§ DIRECTIONS: Pick out the lines below that include the string "this".

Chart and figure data
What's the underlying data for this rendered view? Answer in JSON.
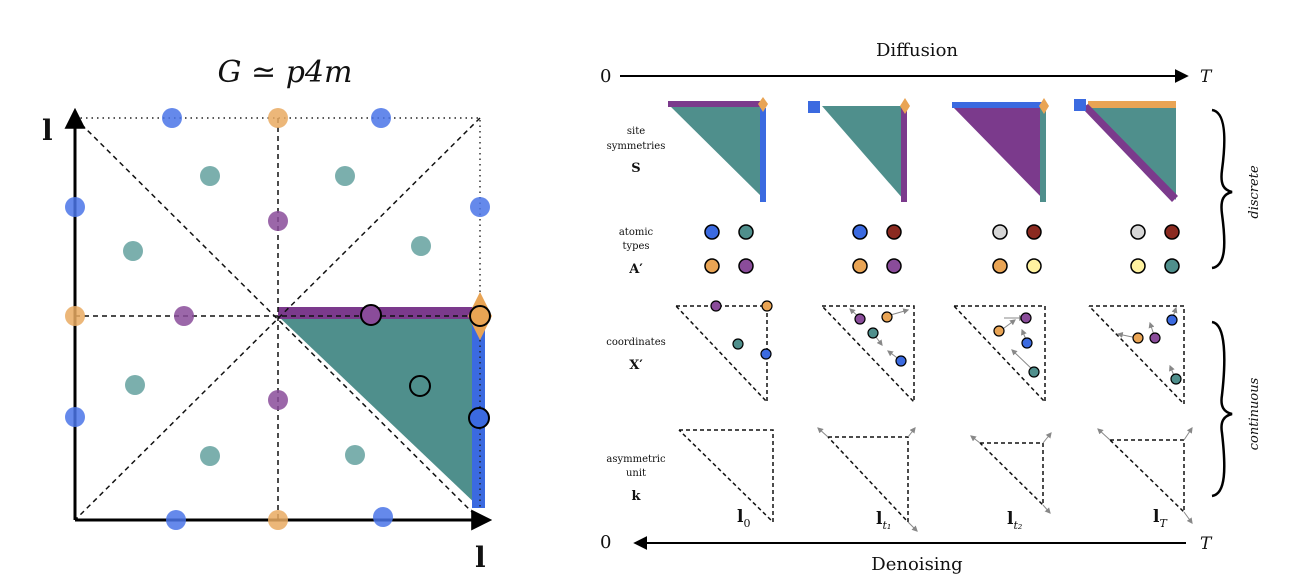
{
  "left_panel": {
    "title": "G ≃ p4m",
    "axis_y_label": "l",
    "axis_x_label": "l",
    "colors": {
      "blue": "#4a74e8",
      "orange": "#e9aa62",
      "teal": "#5a9b98",
      "purple": "#8a4c9a",
      "teal_fill": "#4f8f8c",
      "purple_bar": "#7b3a8c",
      "blue_bar": "#3b6ae0",
      "orange_diamond": "#e9a454"
    }
  },
  "right_panel": {
    "diffusion_label": "Diffusion",
    "denoising_label": "Denoising",
    "time_start": "0",
    "time_end": "T",
    "rows": {
      "site_symmetries": {
        "line1": "site",
        "line2": "symmetries",
        "symbol": "S"
      },
      "atomic_types": {
        "line1": "atomic",
        "line2": "types",
        "symbol": "A′"
      },
      "coordinates": {
        "line1": "coordinates",
        "symbol": "X′"
      },
      "asymmetric_unit": {
        "line1": "asymmetric",
        "line2": "unit",
        "symbol": "k"
      }
    },
    "lattice_labels": [
      "l",
      "l",
      "l",
      "l"
    ],
    "lattice_subscripts": [
      "0",
      "t₁",
      "t₂",
      "T"
    ],
    "brace_labels": {
      "discrete": "discrete",
      "continuous": "continuous"
    },
    "atom_type_colors": [
      [
        "#3b6ae0",
        "#4f8f8c",
        "#e9a454",
        "#8a4c9a"
      ],
      [
        "#3b6ae0",
        "#8b2a20",
        "#e9a454",
        "#8a4c9a"
      ],
      [
        "#d6d6d6",
        "#8b2a20",
        "#e9a454",
        "#fff2a0"
      ],
      [
        "#d6d6d6",
        "#8b2a20",
        "#fff2a0",
        "#4f8f8c"
      ]
    ]
  }
}
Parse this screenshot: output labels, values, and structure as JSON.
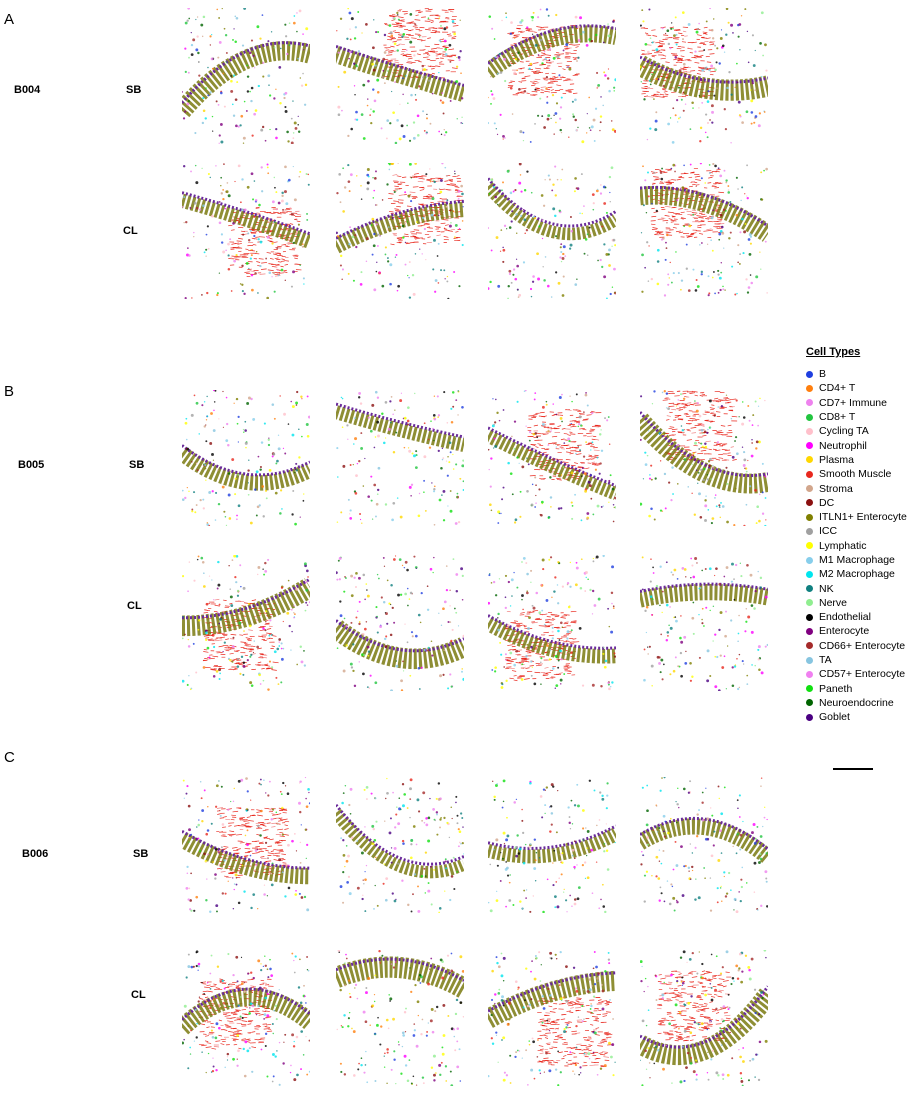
{
  "panels": [
    {
      "letter": "A",
      "sample": "B004",
      "rows": [
        "SB",
        "CL"
      ]
    },
    {
      "letter": "B",
      "sample": "B005",
      "rows": [
        "SB",
        "CL"
      ]
    },
    {
      "letter": "C",
      "sample": "B006",
      "rows": [
        "SB",
        "CL"
      ]
    }
  ],
  "legend": {
    "title": "Cell Types",
    "items": [
      {
        "label": "B",
        "color": "#1f3fe0"
      },
      {
        "label": "CD4+ T",
        "color": "#ff7f0e"
      },
      {
        "label": "CD7+ Immune",
        "color": "#ee82ee"
      },
      {
        "label": "CD8+ T",
        "color": "#22c540"
      },
      {
        "label": "Cycling TA",
        "color": "#ffc0cb"
      },
      {
        "label": "Neutrophil",
        "color": "#ff00ff"
      },
      {
        "label": "Plasma",
        "color": "#ffd700"
      },
      {
        "label": "Smooth Muscle",
        "color": "#e8281e"
      },
      {
        "label": "Stroma",
        "color": "#d2a68c"
      },
      {
        "label": "DC",
        "color": "#8b1010"
      },
      {
        "label": "ITLN1+ Enterocyte",
        "color": "#808000"
      },
      {
        "label": "ICC",
        "color": "#a0a0a0"
      },
      {
        "label": "Lymphatic",
        "color": "#ffff00"
      },
      {
        "label": "M1 Macrophage",
        "color": "#87ceeb"
      },
      {
        "label": "M2 Macrophage",
        "color": "#00e5ee"
      },
      {
        "label": "NK",
        "color": "#108080"
      },
      {
        "label": "Nerve",
        "color": "#90ee90"
      },
      {
        "label": "Endothelial",
        "color": "#000000"
      },
      {
        "label": "Enterocyte",
        "color": "#800080"
      },
      {
        "label": "CD66+ Enterocyte",
        "color": "#a52a2a"
      },
      {
        "label": "TA",
        "color": "#87c5e0"
      },
      {
        "label": "CD57+ Enterocyte",
        "color": "#f080f0"
      },
      {
        "label": "Paneth",
        "color": "#10e010"
      },
      {
        "label": "Neuroendocrine",
        "color": "#006400"
      },
      {
        "label": "Goblet",
        "color": "#4b0082"
      }
    ]
  }
}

§ SOLUTION BELOW:
What's the underlying data for this rendered view? Answer in JSON.
Parse this screenshot: output labels, values, and structure as JSON.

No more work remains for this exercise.